Directions:
Restate the complete material exactly.

Entries supplied:

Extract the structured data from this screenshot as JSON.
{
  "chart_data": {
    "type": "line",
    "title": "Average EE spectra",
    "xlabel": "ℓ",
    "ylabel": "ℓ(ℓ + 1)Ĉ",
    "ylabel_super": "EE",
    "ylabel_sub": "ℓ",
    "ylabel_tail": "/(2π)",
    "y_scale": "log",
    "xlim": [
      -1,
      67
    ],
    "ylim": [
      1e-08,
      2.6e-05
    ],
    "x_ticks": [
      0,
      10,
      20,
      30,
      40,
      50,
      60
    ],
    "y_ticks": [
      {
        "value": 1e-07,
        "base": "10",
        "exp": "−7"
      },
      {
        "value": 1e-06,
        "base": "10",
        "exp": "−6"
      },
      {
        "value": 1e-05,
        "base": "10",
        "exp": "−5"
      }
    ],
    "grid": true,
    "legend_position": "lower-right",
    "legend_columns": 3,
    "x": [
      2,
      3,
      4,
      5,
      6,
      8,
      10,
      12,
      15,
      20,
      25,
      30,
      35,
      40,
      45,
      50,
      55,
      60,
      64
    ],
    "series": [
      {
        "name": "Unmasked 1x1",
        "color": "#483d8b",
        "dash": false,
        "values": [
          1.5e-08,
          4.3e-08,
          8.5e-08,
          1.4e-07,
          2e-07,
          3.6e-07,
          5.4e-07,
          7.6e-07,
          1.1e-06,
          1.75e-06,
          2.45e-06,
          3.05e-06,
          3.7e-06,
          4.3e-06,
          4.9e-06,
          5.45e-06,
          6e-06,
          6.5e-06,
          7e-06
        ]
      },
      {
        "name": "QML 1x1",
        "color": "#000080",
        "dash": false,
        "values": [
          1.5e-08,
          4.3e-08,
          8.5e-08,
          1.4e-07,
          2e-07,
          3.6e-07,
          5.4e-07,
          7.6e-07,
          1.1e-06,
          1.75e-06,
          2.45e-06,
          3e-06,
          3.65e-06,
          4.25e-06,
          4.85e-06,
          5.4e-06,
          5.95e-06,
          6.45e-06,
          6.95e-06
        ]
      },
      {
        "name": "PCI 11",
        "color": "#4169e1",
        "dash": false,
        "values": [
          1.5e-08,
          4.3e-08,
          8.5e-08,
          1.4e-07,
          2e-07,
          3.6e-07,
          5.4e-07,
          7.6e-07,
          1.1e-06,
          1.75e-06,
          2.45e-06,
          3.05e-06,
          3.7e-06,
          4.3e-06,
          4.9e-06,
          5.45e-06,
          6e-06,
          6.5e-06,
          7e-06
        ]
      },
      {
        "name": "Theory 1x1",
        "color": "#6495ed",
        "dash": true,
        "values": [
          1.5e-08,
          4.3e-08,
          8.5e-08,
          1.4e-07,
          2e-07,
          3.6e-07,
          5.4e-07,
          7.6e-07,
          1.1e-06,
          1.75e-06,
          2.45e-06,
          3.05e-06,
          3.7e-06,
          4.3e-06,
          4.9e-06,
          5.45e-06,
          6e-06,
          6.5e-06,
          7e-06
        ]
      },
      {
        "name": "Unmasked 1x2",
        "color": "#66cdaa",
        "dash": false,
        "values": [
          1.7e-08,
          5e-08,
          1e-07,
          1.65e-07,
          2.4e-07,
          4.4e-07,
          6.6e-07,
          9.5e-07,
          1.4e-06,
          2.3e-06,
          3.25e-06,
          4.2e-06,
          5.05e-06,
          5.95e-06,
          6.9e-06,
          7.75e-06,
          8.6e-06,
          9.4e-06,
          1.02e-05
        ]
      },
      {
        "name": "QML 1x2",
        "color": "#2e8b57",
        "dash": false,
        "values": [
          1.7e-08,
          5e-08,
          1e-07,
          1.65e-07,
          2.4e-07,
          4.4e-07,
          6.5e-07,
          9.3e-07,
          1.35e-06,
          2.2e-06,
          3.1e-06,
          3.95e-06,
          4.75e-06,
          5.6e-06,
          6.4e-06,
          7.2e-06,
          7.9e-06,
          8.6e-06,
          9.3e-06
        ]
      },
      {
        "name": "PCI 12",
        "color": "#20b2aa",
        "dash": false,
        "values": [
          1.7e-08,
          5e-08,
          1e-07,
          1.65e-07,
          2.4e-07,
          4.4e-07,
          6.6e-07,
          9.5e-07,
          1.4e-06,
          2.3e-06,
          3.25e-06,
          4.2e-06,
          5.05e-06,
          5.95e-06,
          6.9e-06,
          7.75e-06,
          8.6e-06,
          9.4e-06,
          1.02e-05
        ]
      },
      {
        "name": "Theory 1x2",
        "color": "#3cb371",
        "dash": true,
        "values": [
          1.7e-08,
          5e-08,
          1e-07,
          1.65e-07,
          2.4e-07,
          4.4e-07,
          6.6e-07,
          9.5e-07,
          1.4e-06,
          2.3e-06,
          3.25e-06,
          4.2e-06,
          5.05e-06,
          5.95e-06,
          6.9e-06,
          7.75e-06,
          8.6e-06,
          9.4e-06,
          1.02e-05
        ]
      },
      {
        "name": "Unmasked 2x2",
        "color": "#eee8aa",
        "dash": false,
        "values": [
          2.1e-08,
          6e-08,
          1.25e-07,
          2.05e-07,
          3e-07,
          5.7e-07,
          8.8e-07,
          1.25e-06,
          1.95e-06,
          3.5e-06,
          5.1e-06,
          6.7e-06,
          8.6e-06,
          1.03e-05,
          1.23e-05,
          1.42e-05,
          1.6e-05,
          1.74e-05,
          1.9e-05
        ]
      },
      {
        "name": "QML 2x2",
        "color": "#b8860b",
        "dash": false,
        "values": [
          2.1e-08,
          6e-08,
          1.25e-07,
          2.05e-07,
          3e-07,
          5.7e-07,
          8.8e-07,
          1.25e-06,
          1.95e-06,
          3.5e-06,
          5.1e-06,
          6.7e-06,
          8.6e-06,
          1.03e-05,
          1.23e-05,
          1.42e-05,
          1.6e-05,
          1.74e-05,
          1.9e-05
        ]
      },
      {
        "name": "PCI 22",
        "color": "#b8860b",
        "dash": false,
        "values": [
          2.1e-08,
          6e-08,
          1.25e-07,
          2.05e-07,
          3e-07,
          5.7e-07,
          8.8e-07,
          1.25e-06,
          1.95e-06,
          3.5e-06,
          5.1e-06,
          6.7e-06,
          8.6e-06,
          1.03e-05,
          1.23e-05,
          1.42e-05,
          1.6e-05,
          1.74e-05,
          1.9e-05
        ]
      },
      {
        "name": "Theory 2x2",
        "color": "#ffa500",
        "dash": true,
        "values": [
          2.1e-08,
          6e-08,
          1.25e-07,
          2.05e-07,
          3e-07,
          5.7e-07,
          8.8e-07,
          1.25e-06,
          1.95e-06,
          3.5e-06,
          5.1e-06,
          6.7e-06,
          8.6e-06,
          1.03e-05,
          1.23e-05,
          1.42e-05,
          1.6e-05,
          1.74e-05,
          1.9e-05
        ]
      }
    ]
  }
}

Task answer:
Extract the structured data from this screenshot as JSON.
{
  "chart_data": {
    "type": "line",
    "title": "Average EE spectra",
    "xlabel": "ℓ",
    "ylabel": "ℓ(ℓ + 1)Ĉ",
    "ylabel_super": "EE",
    "ylabel_sub": "ℓ",
    "ylabel_tail": "/(2π)",
    "y_scale": "log",
    "xlim": [
      -1,
      67
    ],
    "ylim": [
      1e-08,
      2.6e-05
    ],
    "x_ticks": [
      0,
      10,
      20,
      30,
      40,
      50,
      60
    ],
    "y_ticks": [
      {
        "value": 1e-07,
        "base": "10",
        "exp": "−7"
      },
      {
        "value": 1e-06,
        "base": "10",
        "exp": "−6"
      },
      {
        "value": 1e-05,
        "base": "10",
        "exp": "−5"
      }
    ],
    "grid": true,
    "legend_position": "lower-right",
    "legend_columns": 3,
    "x": [
      2,
      3,
      4,
      5,
      6,
      8,
      10,
      12,
      15,
      20,
      25,
      30,
      35,
      40,
      45,
      50,
      55,
      60,
      64
    ],
    "series": [
      {
        "name": "Unmasked 1x1",
        "color": "#483d8b",
        "dash": false,
        "values": [
          1.5e-08,
          4.3e-08,
          8.5e-08,
          1.4e-07,
          2e-07,
          3.6e-07,
          5.4e-07,
          7.6e-07,
          1.1e-06,
          1.75e-06,
          2.45e-06,
          3.05e-06,
          3.7e-06,
          4.3e-06,
          4.9e-06,
          5.45e-06,
          6e-06,
          6.5e-06,
          7e-06
        ]
      },
      {
        "name": "QML 1x1",
        "color": "#000080",
        "dash": false,
        "values": [
          1.5e-08,
          4.3e-08,
          8.5e-08,
          1.4e-07,
          2e-07,
          3.6e-07,
          5.4e-07,
          7.6e-07,
          1.1e-06,
          1.75e-06,
          2.45e-06,
          3e-06,
          3.65e-06,
          4.25e-06,
          4.85e-06,
          5.4e-06,
          5.95e-06,
          6.45e-06,
          6.95e-06
        ]
      },
      {
        "name": "PCI 11",
        "color": "#4169e1",
        "dash": false,
        "values": [
          1.5e-08,
          4.3e-08,
          8.5e-08,
          1.4e-07,
          2e-07,
          3.6e-07,
          5.4e-07,
          7.6e-07,
          1.1e-06,
          1.75e-06,
          2.45e-06,
          3.05e-06,
          3.7e-06,
          4.3e-06,
          4.9e-06,
          5.45e-06,
          6e-06,
          6.5e-06,
          7e-06
        ]
      },
      {
        "name": "Theory 1x1",
        "color": "#6495ed",
        "dash": true,
        "values": [
          1.5e-08,
          4.3e-08,
          8.5e-08,
          1.4e-07,
          2e-07,
          3.6e-07,
          5.4e-07,
          7.6e-07,
          1.1e-06,
          1.75e-06,
          2.45e-06,
          3.05e-06,
          3.7e-06,
          4.3e-06,
          4.9e-06,
          5.45e-06,
          6e-06,
          6.5e-06,
          7e-06
        ]
      },
      {
        "name": "Unmasked 1x2",
        "color": "#66cdaa",
        "dash": false,
        "values": [
          1.7e-08,
          5e-08,
          1e-07,
          1.65e-07,
          2.4e-07,
          4.4e-07,
          6.6e-07,
          9.5e-07,
          1.4e-06,
          2.3e-06,
          3.25e-06,
          4.2e-06,
          5.05e-06,
          5.95e-06,
          6.9e-06,
          7.75e-06,
          8.6e-06,
          9.4e-06,
          1.02e-05
        ]
      },
      {
        "name": "QML 1x2",
        "color": "#2e8b57",
        "dash": false,
        "values": [
          1.7e-08,
          5e-08,
          1e-07,
          1.65e-07,
          2.4e-07,
          4.4e-07,
          6.5e-07,
          9.3e-07,
          1.35e-06,
          2.2e-06,
          3.1e-06,
          3.95e-06,
          4.75e-06,
          5.6e-06,
          6.4e-06,
          7.2e-06,
          7.9e-06,
          8.6e-06,
          9.3e-06
        ]
      },
      {
        "name": "PCI 12",
        "color": "#20b2aa",
        "dash": false,
        "values": [
          1.7e-08,
          5e-08,
          1e-07,
          1.65e-07,
          2.4e-07,
          4.4e-07,
          6.6e-07,
          9.5e-07,
          1.4e-06,
          2.3e-06,
          3.25e-06,
          4.2e-06,
          5.05e-06,
          5.95e-06,
          6.9e-06,
          7.75e-06,
          8.6e-06,
          9.4e-06,
          1.02e-05
        ]
      },
      {
        "name": "Theory 1x2",
        "color": "#3cb371",
        "dash": true,
        "values": [
          1.7e-08,
          5e-08,
          1e-07,
          1.65e-07,
          2.4e-07,
          4.4e-07,
          6.6e-07,
          9.5e-07,
          1.4e-06,
          2.3e-06,
          3.25e-06,
          4.2e-06,
          5.05e-06,
          5.95e-06,
          6.9e-06,
          7.75e-06,
          8.6e-06,
          9.4e-06,
          1.02e-05
        ]
      },
      {
        "name": "Unmasked 2x2",
        "color": "#eee8aa",
        "dash": false,
        "values": [
          2.1e-08,
          6e-08,
          1.25e-07,
          2.05e-07,
          3e-07,
          5.7e-07,
          8.8e-07,
          1.25e-06,
          1.95e-06,
          3.5e-06,
          5.1e-06,
          6.7e-06,
          8.6e-06,
          1.03e-05,
          1.23e-05,
          1.42e-05,
          1.6e-05,
          1.74e-05,
          1.9e-05
        ]
      },
      {
        "name": "QML 2x2",
        "color": "#b8860b",
        "dash": false,
        "values": [
          2.1e-08,
          6e-08,
          1.25e-07,
          2.05e-07,
          3e-07,
          5.7e-07,
          8.8e-07,
          1.25e-06,
          1.95e-06,
          3.5e-06,
          5.1e-06,
          6.7e-06,
          8.6e-06,
          1.03e-05,
          1.23e-05,
          1.42e-05,
          1.6e-05,
          1.74e-05,
          1.9e-05
        ]
      },
      {
        "name": "PCI 22",
        "color": "#b8860b",
        "dash": false,
        "values": [
          2.1e-08,
          6e-08,
          1.25e-07,
          2.05e-07,
          3e-07,
          5.7e-07,
          8.8e-07,
          1.25e-06,
          1.95e-06,
          3.5e-06,
          5.1e-06,
          6.7e-06,
          8.6e-06,
          1.03e-05,
          1.23e-05,
          1.42e-05,
          1.6e-05,
          1.74e-05,
          1.9e-05
        ]
      },
      {
        "name": "Theory 2x2",
        "color": "#ffa500",
        "dash": true,
        "values": [
          2.1e-08,
          6e-08,
          1.25e-07,
          2.05e-07,
          3e-07,
          5.7e-07,
          8.8e-07,
          1.25e-06,
          1.95e-06,
          3.5e-06,
          5.1e-06,
          6.7e-06,
          8.6e-06,
          1.03e-05,
          1.23e-05,
          1.42e-05,
          1.6e-05,
          1.74e-05,
          1.9e-05
        ]
      }
    ]
  }
}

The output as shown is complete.